-- Begin --

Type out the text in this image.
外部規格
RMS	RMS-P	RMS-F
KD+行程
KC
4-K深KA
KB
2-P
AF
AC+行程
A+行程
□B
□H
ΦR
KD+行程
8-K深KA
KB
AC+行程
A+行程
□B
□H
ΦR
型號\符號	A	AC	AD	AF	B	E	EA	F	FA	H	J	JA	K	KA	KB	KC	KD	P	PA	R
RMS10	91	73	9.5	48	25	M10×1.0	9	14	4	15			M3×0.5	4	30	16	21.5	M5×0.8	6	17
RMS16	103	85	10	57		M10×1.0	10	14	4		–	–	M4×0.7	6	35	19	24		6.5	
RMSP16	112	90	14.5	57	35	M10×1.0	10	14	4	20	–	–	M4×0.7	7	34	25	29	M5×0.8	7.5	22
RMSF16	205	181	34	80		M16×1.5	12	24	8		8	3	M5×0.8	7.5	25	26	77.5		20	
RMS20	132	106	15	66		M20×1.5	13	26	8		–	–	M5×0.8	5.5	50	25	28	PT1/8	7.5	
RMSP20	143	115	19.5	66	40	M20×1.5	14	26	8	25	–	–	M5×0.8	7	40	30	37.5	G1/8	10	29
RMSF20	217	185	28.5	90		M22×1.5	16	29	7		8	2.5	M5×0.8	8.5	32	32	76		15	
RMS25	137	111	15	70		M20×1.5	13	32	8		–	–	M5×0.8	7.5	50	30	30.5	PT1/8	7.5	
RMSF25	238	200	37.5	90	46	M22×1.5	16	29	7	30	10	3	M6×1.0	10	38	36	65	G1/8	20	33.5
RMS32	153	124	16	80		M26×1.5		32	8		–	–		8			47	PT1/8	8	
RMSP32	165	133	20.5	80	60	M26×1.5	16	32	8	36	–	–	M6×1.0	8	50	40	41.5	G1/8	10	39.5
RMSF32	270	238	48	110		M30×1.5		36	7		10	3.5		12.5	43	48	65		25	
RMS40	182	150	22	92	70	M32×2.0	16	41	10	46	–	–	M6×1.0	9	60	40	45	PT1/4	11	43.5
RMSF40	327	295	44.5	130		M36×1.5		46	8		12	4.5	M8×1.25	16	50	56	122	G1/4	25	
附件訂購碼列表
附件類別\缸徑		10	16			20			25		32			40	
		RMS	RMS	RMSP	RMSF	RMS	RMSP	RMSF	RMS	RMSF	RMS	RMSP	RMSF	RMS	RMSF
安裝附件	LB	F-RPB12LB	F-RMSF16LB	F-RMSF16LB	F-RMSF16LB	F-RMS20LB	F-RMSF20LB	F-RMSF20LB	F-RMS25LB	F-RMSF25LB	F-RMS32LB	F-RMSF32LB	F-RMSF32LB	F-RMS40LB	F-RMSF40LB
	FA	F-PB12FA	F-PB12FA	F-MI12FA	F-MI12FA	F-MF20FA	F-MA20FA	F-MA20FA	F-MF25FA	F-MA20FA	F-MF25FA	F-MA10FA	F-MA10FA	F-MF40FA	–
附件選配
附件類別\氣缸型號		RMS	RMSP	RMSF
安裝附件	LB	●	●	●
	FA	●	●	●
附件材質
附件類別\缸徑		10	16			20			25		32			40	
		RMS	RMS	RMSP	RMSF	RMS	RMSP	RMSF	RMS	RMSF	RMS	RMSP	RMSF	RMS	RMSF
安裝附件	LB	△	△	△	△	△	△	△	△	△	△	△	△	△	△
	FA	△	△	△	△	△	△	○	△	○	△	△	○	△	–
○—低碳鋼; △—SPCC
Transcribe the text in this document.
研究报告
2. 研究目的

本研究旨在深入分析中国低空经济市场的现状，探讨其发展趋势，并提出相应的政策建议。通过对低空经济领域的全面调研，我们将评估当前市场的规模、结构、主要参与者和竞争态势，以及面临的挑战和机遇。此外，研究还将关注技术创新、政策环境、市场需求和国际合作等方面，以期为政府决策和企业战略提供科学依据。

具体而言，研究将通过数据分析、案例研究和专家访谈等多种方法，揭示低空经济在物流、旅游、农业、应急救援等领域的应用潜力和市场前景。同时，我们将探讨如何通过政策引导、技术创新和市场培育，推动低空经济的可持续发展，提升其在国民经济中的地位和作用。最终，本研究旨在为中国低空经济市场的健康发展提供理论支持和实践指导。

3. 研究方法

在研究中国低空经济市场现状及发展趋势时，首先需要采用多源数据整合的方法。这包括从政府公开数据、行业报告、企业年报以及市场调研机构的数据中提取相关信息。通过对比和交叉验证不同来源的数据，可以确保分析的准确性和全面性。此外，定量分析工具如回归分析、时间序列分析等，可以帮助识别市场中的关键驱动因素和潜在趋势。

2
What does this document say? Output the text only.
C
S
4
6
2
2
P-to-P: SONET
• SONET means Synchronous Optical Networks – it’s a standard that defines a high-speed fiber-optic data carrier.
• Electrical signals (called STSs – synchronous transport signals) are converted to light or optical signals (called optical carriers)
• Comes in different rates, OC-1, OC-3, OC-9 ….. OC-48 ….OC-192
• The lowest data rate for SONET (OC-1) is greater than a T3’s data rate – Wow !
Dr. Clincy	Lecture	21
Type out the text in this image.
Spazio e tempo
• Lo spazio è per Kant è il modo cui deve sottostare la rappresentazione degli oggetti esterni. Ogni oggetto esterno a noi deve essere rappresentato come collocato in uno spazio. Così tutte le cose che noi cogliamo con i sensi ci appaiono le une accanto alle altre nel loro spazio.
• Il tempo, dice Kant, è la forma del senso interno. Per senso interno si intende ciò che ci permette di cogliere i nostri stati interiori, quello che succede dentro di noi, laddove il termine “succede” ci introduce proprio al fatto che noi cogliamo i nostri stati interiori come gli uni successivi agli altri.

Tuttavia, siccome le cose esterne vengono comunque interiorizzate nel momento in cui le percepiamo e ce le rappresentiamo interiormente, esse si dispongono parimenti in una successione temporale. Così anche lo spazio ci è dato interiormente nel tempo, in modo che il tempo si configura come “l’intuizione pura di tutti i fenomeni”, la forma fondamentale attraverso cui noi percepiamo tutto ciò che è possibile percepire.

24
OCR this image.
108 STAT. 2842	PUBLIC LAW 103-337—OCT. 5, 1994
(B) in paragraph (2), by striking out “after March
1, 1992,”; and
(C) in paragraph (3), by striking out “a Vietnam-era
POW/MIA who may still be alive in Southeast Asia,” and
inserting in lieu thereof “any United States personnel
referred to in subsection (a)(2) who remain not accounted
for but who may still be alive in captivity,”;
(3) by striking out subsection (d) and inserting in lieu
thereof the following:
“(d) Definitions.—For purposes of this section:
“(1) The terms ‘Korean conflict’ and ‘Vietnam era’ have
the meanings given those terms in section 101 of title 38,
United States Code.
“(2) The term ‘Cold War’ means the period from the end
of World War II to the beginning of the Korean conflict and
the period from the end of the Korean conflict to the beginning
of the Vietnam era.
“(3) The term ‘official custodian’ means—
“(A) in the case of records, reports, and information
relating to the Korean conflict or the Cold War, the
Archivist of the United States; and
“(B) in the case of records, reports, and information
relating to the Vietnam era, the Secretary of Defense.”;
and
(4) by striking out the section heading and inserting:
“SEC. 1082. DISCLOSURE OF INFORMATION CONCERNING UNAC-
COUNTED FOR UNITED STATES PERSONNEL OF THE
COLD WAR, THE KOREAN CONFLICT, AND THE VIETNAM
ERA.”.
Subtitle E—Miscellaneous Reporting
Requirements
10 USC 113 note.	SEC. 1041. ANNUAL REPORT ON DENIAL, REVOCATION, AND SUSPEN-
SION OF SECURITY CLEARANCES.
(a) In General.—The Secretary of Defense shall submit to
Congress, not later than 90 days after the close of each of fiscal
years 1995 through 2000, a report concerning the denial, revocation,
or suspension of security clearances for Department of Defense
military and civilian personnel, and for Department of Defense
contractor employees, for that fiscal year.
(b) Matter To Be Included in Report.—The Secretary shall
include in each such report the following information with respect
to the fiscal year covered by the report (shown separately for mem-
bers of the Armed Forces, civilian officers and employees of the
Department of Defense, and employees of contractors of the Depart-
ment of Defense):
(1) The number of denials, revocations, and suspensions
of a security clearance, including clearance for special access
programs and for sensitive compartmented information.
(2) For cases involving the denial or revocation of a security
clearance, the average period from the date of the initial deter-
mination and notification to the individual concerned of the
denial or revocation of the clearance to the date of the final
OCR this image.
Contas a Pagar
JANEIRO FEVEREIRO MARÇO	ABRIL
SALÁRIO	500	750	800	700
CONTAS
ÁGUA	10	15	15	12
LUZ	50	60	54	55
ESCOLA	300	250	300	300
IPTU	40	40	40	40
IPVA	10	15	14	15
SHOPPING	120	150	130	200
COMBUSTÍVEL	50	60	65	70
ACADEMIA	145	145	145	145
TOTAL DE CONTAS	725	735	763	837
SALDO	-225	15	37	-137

-- End --

### Directions for this task
Select every line in the material above where the string "than" occurs, and copy it.

### In response
• The lowest data rate for SONET (OC-1) is greater than a T3’s data rate – Wow !
Congress, not later than 90 days after the close of each of fiscal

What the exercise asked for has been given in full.